- [WHAT THE TASK REQUIRES]
Repeat each line of the material below exactly as it appears, minus any pictures.

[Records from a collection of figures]
== == ==
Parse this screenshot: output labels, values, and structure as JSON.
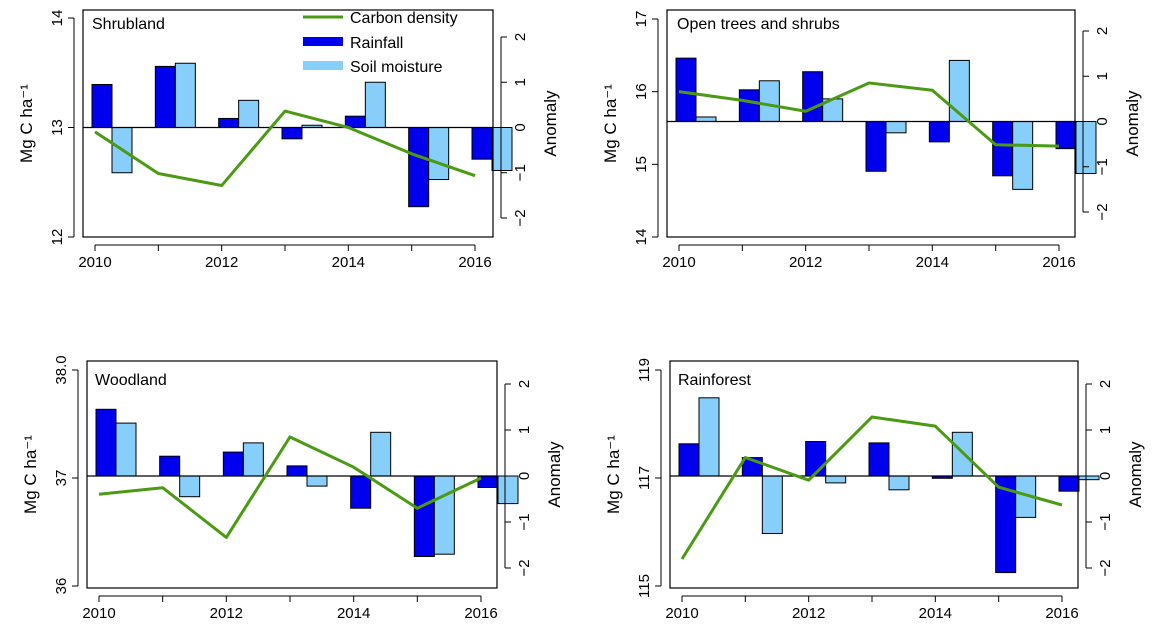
{
  "legend": {
    "items": [
      {
        "label": "Carbon density",
        "color": "#4a9a14",
        "kind": "line"
      },
      {
        "label": "Rainfall",
        "color": "#0000ee",
        "kind": "box"
      },
      {
        "label": "Soil moisture",
        "color": "#87cefa",
        "kind": "box"
      }
    ]
  },
  "colors": {
    "rainfall": "#0000ee",
    "soil_moisture": "#87cefa",
    "carbon": "#4a9a14",
    "frame": "#000000"
  },
  "chart_data": [
    {
      "type": "bar",
      "title": "Shrubland",
      "left_label": "Mg C ha⁻¹",
      "right_label": "Anomaly",
      "x_ticks": [
        "2010",
        "2012",
        "2014",
        "2016"
      ],
      "xlim": [
        2010,
        2016
      ],
      "left_ticks": [
        "12",
        "13",
        "14"
      ],
      "left_lim": [
        12,
        14
      ],
      "right_ticks": [
        "2",
        "1",
        "0",
        "−1",
        "−2"
      ],
      "right_lim": [
        -2.5,
        2.5
      ],
      "series": [
        {
          "name": "Carbon density",
          "x": [
            2010,
            2011,
            2012,
            2013,
            2014,
            2015,
            2016
          ],
          "values": [
            12.96,
            12.58,
            12.47,
            13.15,
            13.0,
            12.76,
            12.56
          ]
        },
        {
          "name": "Rainfall",
          "x": [
            2010,
            2011,
            2012,
            2013,
            2014,
            2015,
            2016
          ],
          "values": [
            0.95,
            1.35,
            0.2,
            -0.25,
            0.25,
            -1.75,
            -0.7
          ]
        },
        {
          "name": "Soil moisture",
          "x": [
            2010,
            2011,
            2012,
            2013,
            2014,
            2015,
            2016
          ],
          "values": [
            -1.0,
            1.42,
            0.6,
            0.05,
            1.0,
            -1.15,
            -0.95
          ]
        }
      ]
    },
    {
      "type": "bar",
      "title": "Open trees and shrubs",
      "left_label": "Mg C ha⁻¹",
      "right_label": "Anomaly",
      "x_ticks": [
        "2010",
        "2012",
        "2014",
        "2016"
      ],
      "xlim": [
        2010,
        2016
      ],
      "left_ticks": [
        "14",
        "15",
        "16",
        "17"
      ],
      "left_lim": [
        14,
        17
      ],
      "right_ticks": [
        "2",
        "1",
        "0",
        "−1",
        "−2"
      ],
      "right_lim": [
        -2.5,
        2.5
      ],
      "series": [
        {
          "name": "Carbon density",
          "x": [
            2010,
            2011,
            2012,
            2013,
            2014,
            2015,
            2016
          ],
          "values": [
            16.0,
            15.88,
            15.73,
            16.12,
            16.02,
            15.27,
            15.25
          ]
        },
        {
          "name": "Rainfall",
          "x": [
            2010,
            2011,
            2012,
            2013,
            2014,
            2015,
            2016
          ],
          "values": [
            1.4,
            0.7,
            1.1,
            -1.1,
            -0.45,
            -1.2,
            -0.6
          ]
        },
        {
          "name": "Soil moisture",
          "x": [
            2010,
            2011,
            2012,
            2013,
            2014,
            2015,
            2016
          ],
          "values": [
            0.1,
            0.9,
            0.5,
            -0.25,
            1.35,
            -1.5,
            -1.15
          ]
        }
      ]
    },
    {
      "type": "bar",
      "title": "Woodland",
      "left_label": "Mg C ha⁻¹",
      "right_label": "Anomaly",
      "x_ticks": [
        "2010",
        "2012",
        "2014",
        "2016"
      ],
      "xlim": [
        2010,
        2016
      ],
      "left_ticks": [
        "36",
        "37",
        "38.0"
      ],
      "left_lim": [
        36,
        38
      ],
      "right_ticks": [
        "2",
        "1",
        "0",
        "−1",
        "−2"
      ],
      "right_lim": [
        -2.5,
        2.5
      ],
      "series": [
        {
          "name": "Carbon density",
          "x": [
            2010,
            2011,
            2012,
            2013,
            2014,
            2015,
            2016
          ],
          "values": [
            36.85,
            36.91,
            36.45,
            37.38,
            37.1,
            36.72,
            37.0
          ]
        },
        {
          "name": "Rainfall",
          "x": [
            2010,
            2011,
            2012,
            2013,
            2014,
            2015,
            2016
          ],
          "values": [
            1.45,
            0.43,
            0.52,
            0.22,
            -0.7,
            -1.75,
            -0.25
          ]
        },
        {
          "name": "Soil moisture",
          "x": [
            2010,
            2011,
            2012,
            2013,
            2014,
            2015,
            2016
          ],
          "values": [
            1.15,
            -0.45,
            0.72,
            -0.22,
            0.95,
            -1.7,
            -0.6
          ]
        }
      ]
    },
    {
      "type": "bar",
      "title": "Rainforest",
      "left_label": "Mg C ha⁻¹",
      "right_label": "Anomaly",
      "x_ticks": [
        "2010",
        "2012",
        "2014",
        "2016"
      ],
      "xlim": [
        2010,
        2016
      ],
      "left_ticks": [
        "115",
        "117",
        "119"
      ],
      "left_lim": [
        115,
        119
      ],
      "right_ticks": [
        "2",
        "1",
        "0",
        "−1",
        "−2"
      ],
      "right_lim": [
        -2.5,
        2.5
      ],
      "series": [
        {
          "name": "Carbon density",
          "x": [
            2010,
            2011,
            2012,
            2013,
            2014,
            2015,
            2016
          ],
          "values": [
            115.5,
            117.38,
            116.96,
            118.13,
            117.96,
            116.83,
            116.5
          ]
        },
        {
          "name": "Rainfall",
          "x": [
            2010,
            2011,
            2012,
            2013,
            2014,
            2015,
            2016
          ],
          "values": [
            0.7,
            0.4,
            0.75,
            0.72,
            -0.05,
            -2.1,
            -0.33
          ]
        },
        {
          "name": "Soil moisture",
          "x": [
            2010,
            2011,
            2012,
            2013,
            2014,
            2015,
            2016
          ],
          "values": [
            1.7,
            -1.25,
            -0.15,
            -0.3,
            0.95,
            -0.9,
            -0.08
          ]
        }
      ]
    }
  ]
}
== == ==
- [EXERCISE SOLUTION]
Parse this screenshot: output labels, values, and structure as JSON.
{
  "legend": {
    "items": [
      {
        "label": "Carbon density",
        "color": "#4a9a14",
        "kind": "line"
      },
      {
        "label": "Rainfall",
        "color": "#0000ee",
        "kind": "box"
      },
      {
        "label": "Soil moisture",
        "color": "#87cefa",
        "kind": "box"
      }
    ]
  },
  "colors": {
    "rainfall": "#0000ee",
    "soil_moisture": "#87cefa",
    "carbon": "#4a9a14",
    "frame": "#000000"
  },
  "chart_data": [
    {
      "type": "bar",
      "title": "Shrubland",
      "left_label": "Mg C ha⁻¹",
      "right_label": "Anomaly",
      "x_ticks": [
        "2010",
        "2012",
        "2014",
        "2016"
      ],
      "xlim": [
        2010,
        2016
      ],
      "left_ticks": [
        "12",
        "13",
        "14"
      ],
      "left_lim": [
        12,
        14
      ],
      "right_ticks": [
        "2",
        "1",
        "0",
        "−1",
        "−2"
      ],
      "right_lim": [
        -2.5,
        2.5
      ],
      "series": [
        {
          "name": "Carbon density",
          "x": [
            2010,
            2011,
            2012,
            2013,
            2014,
            2015,
            2016
          ],
          "values": [
            12.96,
            12.58,
            12.47,
            13.15,
            13.0,
            12.76,
            12.56
          ]
        },
        {
          "name": "Rainfall",
          "x": [
            2010,
            2011,
            2012,
            2013,
            2014,
            2015,
            2016
          ],
          "values": [
            0.95,
            1.35,
            0.2,
            -0.25,
            0.25,
            -1.75,
            -0.7
          ]
        },
        {
          "name": "Soil moisture",
          "x": [
            2010,
            2011,
            2012,
            2013,
            2014,
            2015,
            2016
          ],
          "values": [
            -1.0,
            1.42,
            0.6,
            0.05,
            1.0,
            -1.15,
            -0.95
          ]
        }
      ]
    },
    {
      "type": "bar",
      "title": "Open trees and shrubs",
      "left_label": "Mg C ha⁻¹",
      "right_label": "Anomaly",
      "x_ticks": [
        "2010",
        "2012",
        "2014",
        "2016"
      ],
      "xlim": [
        2010,
        2016
      ],
      "left_ticks": [
        "14",
        "15",
        "16",
        "17"
      ],
      "left_lim": [
        14,
        17
      ],
      "right_ticks": [
        "2",
        "1",
        "0",
        "−1",
        "−2"
      ],
      "right_lim": [
        -2.5,
        2.5
      ],
      "series": [
        {
          "name": "Carbon density",
          "x": [
            2010,
            2011,
            2012,
            2013,
            2014,
            2015,
            2016
          ],
          "values": [
            16.0,
            15.88,
            15.73,
            16.12,
            16.02,
            15.27,
            15.25
          ]
        },
        {
          "name": "Rainfall",
          "x": [
            2010,
            2011,
            2012,
            2013,
            2014,
            2015,
            2016
          ],
          "values": [
            1.4,
            0.7,
            1.1,
            -1.1,
            -0.45,
            -1.2,
            -0.6
          ]
        },
        {
          "name": "Soil moisture",
          "x": [
            2010,
            2011,
            2012,
            2013,
            2014,
            2015,
            2016
          ],
          "values": [
            0.1,
            0.9,
            0.5,
            -0.25,
            1.35,
            -1.5,
            -1.15
          ]
        }
      ]
    },
    {
      "type": "bar",
      "title": "Woodland",
      "left_label": "Mg C ha⁻¹",
      "right_label": "Anomaly",
      "x_ticks": [
        "2010",
        "2012",
        "2014",
        "2016"
      ],
      "xlim": [
        2010,
        2016
      ],
      "left_ticks": [
        "36",
        "37",
        "38.0"
      ],
      "left_lim": [
        36,
        38
      ],
      "right_ticks": [
        "2",
        "1",
        "0",
        "−1",
        "−2"
      ],
      "right_lim": [
        -2.5,
        2.5
      ],
      "series": [
        {
          "name": "Carbon density",
          "x": [
            2010,
            2011,
            2012,
            2013,
            2014,
            2015,
            2016
          ],
          "values": [
            36.85,
            36.91,
            36.45,
            37.38,
            37.1,
            36.72,
            37.0
          ]
        },
        {
          "name": "Rainfall",
          "x": [
            2010,
            2011,
            2012,
            2013,
            2014,
            2015,
            2016
          ],
          "values": [
            1.45,
            0.43,
            0.52,
            0.22,
            -0.7,
            -1.75,
            -0.25
          ]
        },
        {
          "name": "Soil moisture",
          "x": [
            2010,
            2011,
            2012,
            2013,
            2014,
            2015,
            2016
          ],
          "values": [
            1.15,
            -0.45,
            0.72,
            -0.22,
            0.95,
            -1.7,
            -0.6
          ]
        }
      ]
    },
    {
      "type": "bar",
      "title": "Rainforest",
      "left_label": "Mg C ha⁻¹",
      "right_label": "Anomaly",
      "x_ticks": [
        "2010",
        "2012",
        "2014",
        "2016"
      ],
      "xlim": [
        2010,
        2016
      ],
      "left_ticks": [
        "115",
        "117",
        "119"
      ],
      "left_lim": [
        115,
        119
      ],
      "right_ticks": [
        "2",
        "1",
        "0",
        "−1",
        "−2"
      ],
      "right_lim": [
        -2.5,
        2.5
      ],
      "series": [
        {
          "name": "Carbon density",
          "x": [
            2010,
            2011,
            2012,
            2013,
            2014,
            2015,
            2016
          ],
          "values": [
            115.5,
            117.38,
            116.96,
            118.13,
            117.96,
            116.83,
            116.5
          ]
        },
        {
          "name": "Rainfall",
          "x": [
            2010,
            2011,
            2012,
            2013,
            2014,
            2015,
            2016
          ],
          "values": [
            0.7,
            0.4,
            0.75,
            0.72,
            -0.05,
            -2.1,
            -0.33
          ]
        },
        {
          "name": "Soil moisture",
          "x": [
            2010,
            2011,
            2012,
            2013,
            2014,
            2015,
            2016
          ],
          "values": [
            1.7,
            -1.25,
            -0.15,
            -0.3,
            0.95,
            -0.9,
            -0.08
          ]
        }
      ]
    }
  ]
}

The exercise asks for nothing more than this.